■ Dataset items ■
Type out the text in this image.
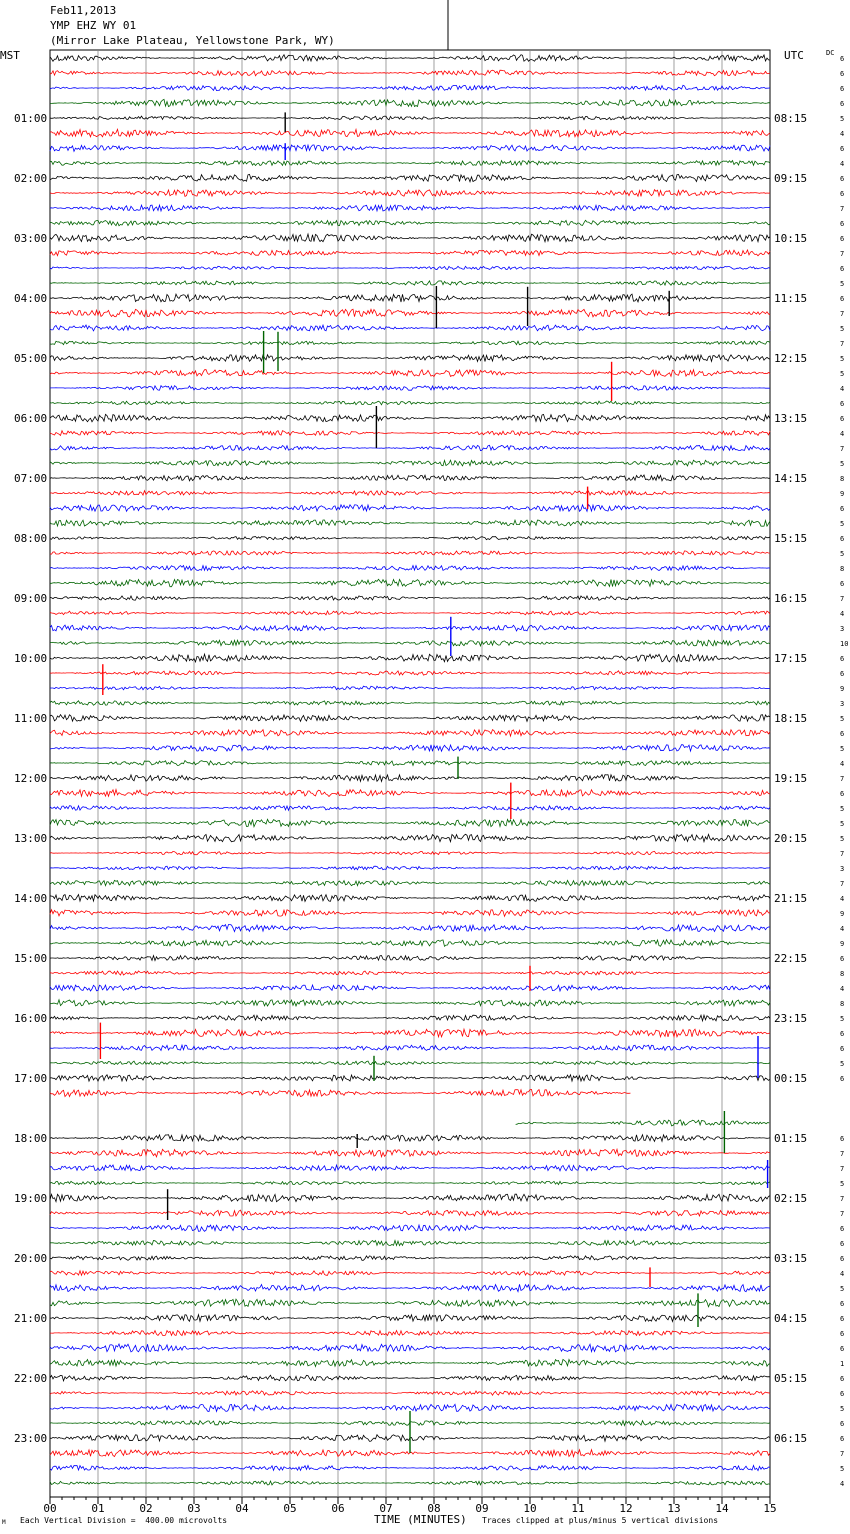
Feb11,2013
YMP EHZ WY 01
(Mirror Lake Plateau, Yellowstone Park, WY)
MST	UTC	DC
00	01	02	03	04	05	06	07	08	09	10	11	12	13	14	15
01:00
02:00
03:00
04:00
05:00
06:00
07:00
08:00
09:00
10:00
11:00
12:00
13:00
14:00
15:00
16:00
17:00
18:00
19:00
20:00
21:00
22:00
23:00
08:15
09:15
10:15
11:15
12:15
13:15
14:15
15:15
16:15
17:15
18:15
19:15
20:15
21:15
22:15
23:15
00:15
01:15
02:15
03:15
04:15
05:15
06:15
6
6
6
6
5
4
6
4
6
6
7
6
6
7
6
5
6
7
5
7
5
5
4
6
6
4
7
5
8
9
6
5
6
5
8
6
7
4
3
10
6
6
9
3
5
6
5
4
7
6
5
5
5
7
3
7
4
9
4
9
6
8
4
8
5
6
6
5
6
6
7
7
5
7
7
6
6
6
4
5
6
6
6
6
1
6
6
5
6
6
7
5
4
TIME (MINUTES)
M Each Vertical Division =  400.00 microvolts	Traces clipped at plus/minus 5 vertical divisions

--

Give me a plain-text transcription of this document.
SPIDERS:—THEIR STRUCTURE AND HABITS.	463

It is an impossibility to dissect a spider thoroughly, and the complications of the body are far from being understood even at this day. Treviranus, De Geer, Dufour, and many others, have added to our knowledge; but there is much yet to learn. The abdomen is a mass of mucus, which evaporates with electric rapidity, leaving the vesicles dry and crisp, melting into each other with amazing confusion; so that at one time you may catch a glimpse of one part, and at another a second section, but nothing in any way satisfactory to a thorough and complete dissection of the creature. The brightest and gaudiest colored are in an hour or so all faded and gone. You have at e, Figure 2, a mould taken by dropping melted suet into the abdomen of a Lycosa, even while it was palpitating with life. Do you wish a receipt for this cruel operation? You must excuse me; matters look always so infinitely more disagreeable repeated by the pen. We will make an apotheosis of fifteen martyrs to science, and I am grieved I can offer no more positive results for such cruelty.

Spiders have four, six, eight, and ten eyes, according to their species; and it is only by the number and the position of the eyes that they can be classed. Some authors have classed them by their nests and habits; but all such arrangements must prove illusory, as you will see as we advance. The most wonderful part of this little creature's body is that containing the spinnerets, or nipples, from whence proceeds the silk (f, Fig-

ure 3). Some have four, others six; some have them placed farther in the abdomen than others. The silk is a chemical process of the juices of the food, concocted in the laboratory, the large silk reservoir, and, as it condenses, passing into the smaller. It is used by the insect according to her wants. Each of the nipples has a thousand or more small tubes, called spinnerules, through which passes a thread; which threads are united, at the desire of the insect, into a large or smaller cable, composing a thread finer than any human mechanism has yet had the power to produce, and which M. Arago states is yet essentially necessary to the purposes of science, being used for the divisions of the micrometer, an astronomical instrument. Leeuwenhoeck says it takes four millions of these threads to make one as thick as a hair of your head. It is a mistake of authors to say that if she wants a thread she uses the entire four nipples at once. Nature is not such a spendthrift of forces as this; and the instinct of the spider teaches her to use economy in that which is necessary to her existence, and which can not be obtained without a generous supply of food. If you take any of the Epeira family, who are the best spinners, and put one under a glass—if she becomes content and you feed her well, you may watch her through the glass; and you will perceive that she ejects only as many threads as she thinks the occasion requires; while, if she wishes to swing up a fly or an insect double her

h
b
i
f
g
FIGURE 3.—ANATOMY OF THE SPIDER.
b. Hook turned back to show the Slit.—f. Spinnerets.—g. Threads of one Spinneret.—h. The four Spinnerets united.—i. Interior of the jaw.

■ Stated exercise ■
Every line containing the string "text" must be listed.

■ Final result ■
Type out the text in this image.
Give me a plain-text transcription of this document.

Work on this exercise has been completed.